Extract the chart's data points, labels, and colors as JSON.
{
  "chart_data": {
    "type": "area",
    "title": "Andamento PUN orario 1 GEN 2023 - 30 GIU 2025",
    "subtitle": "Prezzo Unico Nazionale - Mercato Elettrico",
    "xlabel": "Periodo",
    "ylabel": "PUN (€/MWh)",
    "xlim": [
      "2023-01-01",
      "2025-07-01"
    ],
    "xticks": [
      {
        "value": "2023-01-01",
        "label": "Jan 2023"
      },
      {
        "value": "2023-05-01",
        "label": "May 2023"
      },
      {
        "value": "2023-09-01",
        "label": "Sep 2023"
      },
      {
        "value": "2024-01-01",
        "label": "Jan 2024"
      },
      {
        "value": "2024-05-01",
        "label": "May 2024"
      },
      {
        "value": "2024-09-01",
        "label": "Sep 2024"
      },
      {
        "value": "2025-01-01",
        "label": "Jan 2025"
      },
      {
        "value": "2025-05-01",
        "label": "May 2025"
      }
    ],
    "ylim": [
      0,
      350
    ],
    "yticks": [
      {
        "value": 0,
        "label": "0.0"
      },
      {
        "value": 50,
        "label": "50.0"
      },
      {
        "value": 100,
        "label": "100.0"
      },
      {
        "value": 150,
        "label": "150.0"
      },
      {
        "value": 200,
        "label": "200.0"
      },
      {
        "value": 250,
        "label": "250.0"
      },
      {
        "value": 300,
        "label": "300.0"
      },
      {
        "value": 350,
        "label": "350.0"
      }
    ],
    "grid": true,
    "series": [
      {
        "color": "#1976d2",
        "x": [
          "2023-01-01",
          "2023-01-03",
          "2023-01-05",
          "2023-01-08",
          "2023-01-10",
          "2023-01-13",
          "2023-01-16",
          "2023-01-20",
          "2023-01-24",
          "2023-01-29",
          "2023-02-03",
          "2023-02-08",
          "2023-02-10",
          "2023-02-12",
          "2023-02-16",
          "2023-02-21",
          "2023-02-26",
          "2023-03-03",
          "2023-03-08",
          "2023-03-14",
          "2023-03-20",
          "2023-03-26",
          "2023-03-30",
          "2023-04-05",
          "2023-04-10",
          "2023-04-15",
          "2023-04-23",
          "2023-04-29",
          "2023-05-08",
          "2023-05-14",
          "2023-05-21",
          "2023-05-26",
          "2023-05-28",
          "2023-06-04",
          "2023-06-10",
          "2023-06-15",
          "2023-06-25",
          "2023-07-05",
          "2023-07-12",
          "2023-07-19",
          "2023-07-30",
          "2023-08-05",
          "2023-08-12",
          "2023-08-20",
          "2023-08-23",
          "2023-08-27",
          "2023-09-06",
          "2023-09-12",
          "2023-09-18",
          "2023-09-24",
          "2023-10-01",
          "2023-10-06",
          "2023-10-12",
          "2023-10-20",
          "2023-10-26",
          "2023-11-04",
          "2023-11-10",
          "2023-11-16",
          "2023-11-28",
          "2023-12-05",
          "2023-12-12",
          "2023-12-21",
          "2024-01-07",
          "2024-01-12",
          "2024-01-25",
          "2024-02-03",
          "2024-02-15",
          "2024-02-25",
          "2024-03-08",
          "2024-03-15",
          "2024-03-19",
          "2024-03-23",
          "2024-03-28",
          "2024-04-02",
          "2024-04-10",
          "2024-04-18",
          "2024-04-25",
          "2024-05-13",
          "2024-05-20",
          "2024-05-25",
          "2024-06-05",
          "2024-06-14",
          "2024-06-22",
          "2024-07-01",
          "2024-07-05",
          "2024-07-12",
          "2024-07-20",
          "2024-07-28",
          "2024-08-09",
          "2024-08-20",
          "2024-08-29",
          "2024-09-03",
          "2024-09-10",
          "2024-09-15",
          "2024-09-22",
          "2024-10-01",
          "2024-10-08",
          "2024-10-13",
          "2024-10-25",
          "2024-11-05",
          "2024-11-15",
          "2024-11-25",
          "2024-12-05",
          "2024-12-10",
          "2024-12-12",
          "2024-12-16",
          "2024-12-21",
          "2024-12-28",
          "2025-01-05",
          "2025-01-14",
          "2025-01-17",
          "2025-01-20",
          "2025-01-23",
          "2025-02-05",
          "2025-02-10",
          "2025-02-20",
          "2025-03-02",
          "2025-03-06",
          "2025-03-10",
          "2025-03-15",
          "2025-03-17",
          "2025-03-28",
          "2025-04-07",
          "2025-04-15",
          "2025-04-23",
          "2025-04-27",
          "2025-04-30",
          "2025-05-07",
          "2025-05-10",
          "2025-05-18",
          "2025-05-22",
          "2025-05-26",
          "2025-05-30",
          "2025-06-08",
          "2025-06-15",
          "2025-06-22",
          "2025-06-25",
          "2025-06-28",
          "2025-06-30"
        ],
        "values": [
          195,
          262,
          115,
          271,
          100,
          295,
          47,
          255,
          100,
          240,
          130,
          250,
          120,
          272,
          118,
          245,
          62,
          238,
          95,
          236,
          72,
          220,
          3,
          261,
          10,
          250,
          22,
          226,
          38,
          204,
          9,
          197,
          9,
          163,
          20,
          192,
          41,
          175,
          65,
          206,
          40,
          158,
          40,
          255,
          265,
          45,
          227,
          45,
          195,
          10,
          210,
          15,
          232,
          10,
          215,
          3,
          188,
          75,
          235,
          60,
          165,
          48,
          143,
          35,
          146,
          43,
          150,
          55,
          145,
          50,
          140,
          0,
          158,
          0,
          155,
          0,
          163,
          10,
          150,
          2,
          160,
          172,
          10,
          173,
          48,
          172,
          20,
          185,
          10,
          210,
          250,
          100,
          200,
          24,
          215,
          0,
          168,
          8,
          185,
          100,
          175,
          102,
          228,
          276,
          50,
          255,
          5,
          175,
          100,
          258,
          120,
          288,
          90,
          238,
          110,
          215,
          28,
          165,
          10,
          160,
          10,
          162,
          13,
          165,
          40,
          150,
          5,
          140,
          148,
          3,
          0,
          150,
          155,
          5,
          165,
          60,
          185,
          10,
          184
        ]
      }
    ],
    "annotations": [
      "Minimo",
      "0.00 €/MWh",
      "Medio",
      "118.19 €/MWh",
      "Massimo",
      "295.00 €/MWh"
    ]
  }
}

• • • • •

▶ Directions for this task: Write out the whole listing exactly.

▶ Result:
Extract the chart's data points, labels, and colors as JSON.
{
  "chart_data": {
    "type": "area",
    "title": "Andamento PUN orario 1 GEN 2023 - 30 GIU 2025",
    "subtitle": "Prezzo Unico Nazionale - Mercato Elettrico",
    "xlabel": "Periodo",
    "ylabel": "PUN (€/MWh)",
    "xlim": [
      "2023-01-01",
      "2025-07-01"
    ],
    "xticks": [
      {
        "value": "2023-01-01",
        "label": "Jan 2023"
      },
      {
        "value": "2023-05-01",
        "label": "May 2023"
      },
      {
        "value": "2023-09-01",
        "label": "Sep 2023"
      },
      {
        "value": "2024-01-01",
        "label": "Jan 2024"
      },
      {
        "value": "2024-05-01",
        "label": "May 2024"
      },
      {
        "value": "2024-09-01",
        "label": "Sep 2024"
      },
      {
        "value": "2025-01-01",
        "label": "Jan 2025"
      },
      {
        "value": "2025-05-01",
        "label": "May 2025"
      }
    ],
    "ylim": [
      0,
      350
    ],
    "yticks": [
      {
        "value": 0,
        "label": "0.0"
      },
      {
        "value": 50,
        "label": "50.0"
      },
      {
        "value": 100,
        "label": "100.0"
      },
      {
        "value": 150,
        "label": "150.0"
      },
      {
        "value": 200,
        "label": "200.0"
      },
      {
        "value": 250,
        "label": "250.0"
      },
      {
        "value": 300,
        "label": "300.0"
      },
      {
        "value": 350,
        "label": "350.0"
      }
    ],
    "grid": true,
    "series": [
      {
        "color": "#1976d2",
        "x": [
          "2023-01-01",
          "2023-01-03",
          "2023-01-05",
          "2023-01-08",
          "2023-01-10",
          "2023-01-13",
          "2023-01-16",
          "2023-01-20",
          "2023-01-24",
          "2023-01-29",
          "2023-02-03",
          "2023-02-08",
          "2023-02-10",
          "2023-02-12",
          "2023-02-16",
          "2023-02-21",
          "2023-02-26",
          "2023-03-03",
          "2023-03-08",
          "2023-03-14",
          "2023-03-20",
          "2023-03-26",
          "2023-03-30",
          "2023-04-05",
          "2023-04-10",
          "2023-04-15",
          "2023-04-23",
          "2023-04-29",
          "2023-05-08",
          "2023-05-14",
          "2023-05-21",
          "2023-05-26",
          "2023-05-28",
          "2023-06-04",
          "2023-06-10",
          "2023-06-15",
          "2023-06-25",
          "2023-07-05",
          "2023-07-12",
          "2023-07-19",
          "2023-07-30",
          "2023-08-05",
          "2023-08-12",
          "2023-08-20",
          "2023-08-23",
          "2023-08-27",
          "2023-09-06",
          "2023-09-12",
          "2023-09-18",
          "2023-09-24",
          "2023-10-01",
          "2023-10-06",
          "2023-10-12",
          "2023-10-20",
          "2023-10-26",
          "2023-11-04",
          "2023-11-10",
          "2023-11-16",
          "2023-11-28",
          "2023-12-05",
          "2023-12-12",
          "2023-12-21",
          "2024-01-07",
          "2024-01-12",
          "2024-01-25",
          "2024-02-03",
          "2024-02-15",
          "2024-02-25",
          "2024-03-08",
          "2024-03-15",
          "2024-03-19",
          "2024-03-23",
          "2024-03-28",
          "2024-04-02",
          "2024-04-10",
          "2024-04-18",
          "2024-04-25",
          "2024-05-13",
          "2024-05-20",
          "2024-05-25",
          "2024-06-05",
          "2024-06-14",
          "2024-06-22",
          "2024-07-01",
          "2024-07-05",
          "2024-07-12",
          "2024-07-20",
          "2024-07-28",
          "2024-08-09",
          "2024-08-20",
          "2024-08-29",
          "2024-09-03",
          "2024-09-10",
          "2024-09-15",
          "2024-09-22",
          "2024-10-01",
          "2024-10-08",
          "2024-10-13",
          "2024-10-25",
          "2024-11-05",
          "2024-11-15",
          "2024-11-25",
          "2024-12-05",
          "2024-12-10",
          "2024-12-12",
          "2024-12-16",
          "2024-12-21",
          "2024-12-28",
          "2025-01-05",
          "2025-01-14",
          "2025-01-17",
          "2025-01-20",
          "2025-01-23",
          "2025-02-05",
          "2025-02-10",
          "2025-02-20",
          "2025-03-02",
          "2025-03-06",
          "2025-03-10",
          "2025-03-15",
          "2025-03-17",
          "2025-03-28",
          "2025-04-07",
          "2025-04-15",
          "2025-04-23",
          "2025-04-27",
          "2025-04-30",
          "2025-05-07",
          "2025-05-10",
          "2025-05-18",
          "2025-05-22",
          "2025-05-26",
          "2025-05-30",
          "2025-06-08",
          "2025-06-15",
          "2025-06-22",
          "2025-06-25",
          "2025-06-28",
          "2025-06-30"
        ],
        "values": [
          195,
          262,
          115,
          271,
          100,
          295,
          47,
          255,
          100,
          240,
          130,
          250,
          120,
          272,
          118,
          245,
          62,
          238,
          95,
          236,
          72,
          220,
          3,
          261,
          10,
          250,
          22,
          226,
          38,
          204,
          9,
          197,
          9,
          163,
          20,
          192,
          41,
          175,
          65,
          206,
          40,
          158,
          40,
          255,
          265,
          45,
          227,
          45,
          195,
          10,
          210,
          15,
          232,
          10,
          215,
          3,
          188,
          75,
          235,
          60,
          165,
          48,
          143,
          35,
          146,
          43,
          150,
          55,
          145,
          50,
          140,
          0,
          158,
          0,
          155,
          0,
          163,
          10,
          150,
          2,
          160,
          172,
          10,
          173,
          48,
          172,
          20,
          185,
          10,
          210,
          250,
          100,
          200,
          24,
          215,
          0,
          168,
          8,
          185,
          100,
          175,
          102,
          228,
          276,
          50,
          255,
          5,
          175,
          100,
          258,
          120,
          288,
          90,
          238,
          110,
          215,
          28,
          165,
          10,
          160,
          10,
          162,
          13,
          165,
          40,
          150,
          5,
          140,
          148,
          3,
          0,
          150,
          155,
          5,
          165,
          60,
          185,
          10,
          184
        ]
      }
    ],
    "annotations": [
      "Minimo",
      "0.00 €/MWh",
      "Medio",
      "118.19 €/MWh",
      "Massimo",
      "295.00 €/MWh"
    ]
  }
}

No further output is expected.